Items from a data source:

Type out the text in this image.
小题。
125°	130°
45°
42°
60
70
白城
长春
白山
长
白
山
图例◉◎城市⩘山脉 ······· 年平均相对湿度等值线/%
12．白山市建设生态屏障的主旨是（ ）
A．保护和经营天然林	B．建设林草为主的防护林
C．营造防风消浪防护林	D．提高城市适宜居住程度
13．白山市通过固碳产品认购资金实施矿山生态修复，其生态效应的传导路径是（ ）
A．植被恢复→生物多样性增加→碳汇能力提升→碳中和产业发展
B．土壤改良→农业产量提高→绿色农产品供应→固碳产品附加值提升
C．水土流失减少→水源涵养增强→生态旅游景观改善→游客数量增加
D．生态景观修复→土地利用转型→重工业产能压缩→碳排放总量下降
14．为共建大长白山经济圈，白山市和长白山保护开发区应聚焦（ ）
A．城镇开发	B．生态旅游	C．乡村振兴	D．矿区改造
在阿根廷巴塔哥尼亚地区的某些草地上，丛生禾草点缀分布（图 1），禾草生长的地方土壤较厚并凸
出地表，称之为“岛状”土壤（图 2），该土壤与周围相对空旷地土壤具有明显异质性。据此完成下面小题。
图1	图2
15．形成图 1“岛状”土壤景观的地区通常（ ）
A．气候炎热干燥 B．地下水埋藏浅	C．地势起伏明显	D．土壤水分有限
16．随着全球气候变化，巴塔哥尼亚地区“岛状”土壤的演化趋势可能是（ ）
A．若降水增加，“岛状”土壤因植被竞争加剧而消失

◆ YOUR TASK ◆
Reproduce the data, keeping every line exactly the same.

◆ REPLY TO THE EXERCISE ◆
Type out the text in this image.
小题。
125°	130°
45°
42°
60
70
白城
长春
白山
长
白
山
图例◉◎城市⩘山脉 ······· 年平均相对湿度等值线/%
12．白山市建设生态屏障的主旨是（ ）
A．保护和经营天然林	B．建设林草为主的防护林
C．营造防风消浪防护林	D．提高城市适宜居住程度
13．白山市通过固碳产品认购资金实施矿山生态修复，其生态效应的传导路径是（ ）
A．植被恢复→生物多样性增加→碳汇能力提升→碳中和产业发展
B．土壤改良→农业产量提高→绿色农产品供应→固碳产品附加值提升
C．水土流失减少→水源涵养增强→生态旅游景观改善→游客数量增加
D．生态景观修复→土地利用转型→重工业产能压缩→碳排放总量下降
14．为共建大长白山经济圈，白山市和长白山保护开发区应聚焦（ ）
A．城镇开发	B．生态旅游	C．乡村振兴	D．矿区改造
在阿根廷巴塔哥尼亚地区的某些草地上，丛生禾草点缀分布（图 1），禾草生长的地方土壤较厚并凸
出地表，称之为“岛状”土壤（图 2），该土壤与周围相对空旷地土壤具有明显异质性。据此完成下面小题。
图1	图2
15．形成图 1“岛状”土壤景观的地区通常（ ）
A．气候炎热干燥 B．地下水埋藏浅	C．地势起伏明显	D．土壤水分有限
16．随着全球气候变化，巴塔哥尼亚地区“岛状”土壤的演化趋势可能是（ ）
A．若降水增加，“岛状”土壤因植被竞争加剧而消失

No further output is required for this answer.